▸ EXERCISE OBJECTIVE
Word for word, print each line of the listing below; pictures stay out.

[Rows from a figure dataset]
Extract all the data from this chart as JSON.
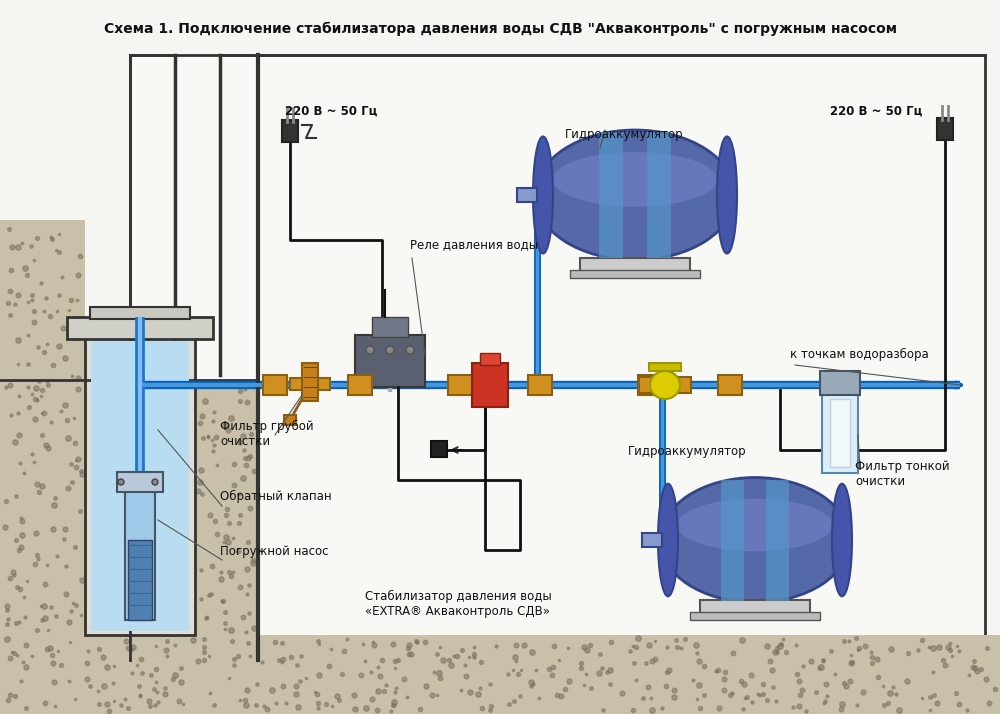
{
  "title": "Схема 1. Подключение стабилизатора давления воды СДВ \"Акваконтроль\" с погружным насосом",
  "bg_color": "#f5f5f2",
  "box_bg": "#ffffff",
  "box_edge": "#333333",
  "soil_color": "#c8c0a8",
  "soil_dot_color": "#7a7060",
  "pipe_blue": "#1a7acc",
  "pipe_blue_light": "#4499dd",
  "cable_color": "#111111",
  "brass_color": "#c8921c",
  "brass_edge": "#8B6010",
  "hydro_body": "#5568a8",
  "hydro_band": "#4488cc",
  "labels": {
    "title": "Схема 1. Подключение стабилизатора давления воды СДВ \"Акваконтроль\" с погружным насосом",
    "power1": "220 В ~ 50 Гц",
    "power2": "220 В ~ 50 Гц",
    "relay": "Реле давления воды",
    "hydro1": "Гидроаккумулятор",
    "hydro2": "Гидроаккумулятор",
    "filter_rough": "Фильтр грубой\nочистки",
    "filter_fine": "Фильтр тонкой\nочистки",
    "check_valve": "Обратный клапан",
    "submersible": "Погружной насос",
    "stabilizer": "Стабилизатор давления воды\n«EXTRA® Акваконтроль СДВ»",
    "water_points": "к точкам водоразбора"
  }
}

▸ EXERCISE ANSWER
Extract all the data from this chart as JSON.
{
  "title": "Схема 1. Подключение стабилизатора давления воды СДВ \"Акваконтроль\" с погружным насосом",
  "bg_color": "#f5f5f2",
  "box_bg": "#ffffff",
  "box_edge": "#333333",
  "soil_color": "#c8c0a8",
  "soil_dot_color": "#7a7060",
  "pipe_blue": "#1a7acc",
  "pipe_blue_light": "#4499dd",
  "cable_color": "#111111",
  "brass_color": "#c8921c",
  "brass_edge": "#8B6010",
  "hydro_body": "#5568a8",
  "hydro_band": "#4488cc",
  "labels": {
    "title": "Схема 1. Подключение стабилизатора давления воды СДВ \"Акваконтроль\" с погружным насосом",
    "power1": "220 В ~ 50 Гц",
    "power2": "220 В ~ 50 Гц",
    "relay": "Реле давления воды",
    "hydro1": "Гидроаккумулятор",
    "hydro2": "Гидроаккумулятор",
    "filter_rough": "Фильтр грубой\nочистки",
    "filter_fine": "Фильтр тонкой\nочистки",
    "check_valve": "Обратный клапан",
    "submersible": "Погружной насос",
    "stabilizer": "Стабилизатор давления воды\n«EXTRA® Акваконтроль СДВ»",
    "water_points": "к точкам водоразбора"
  }
}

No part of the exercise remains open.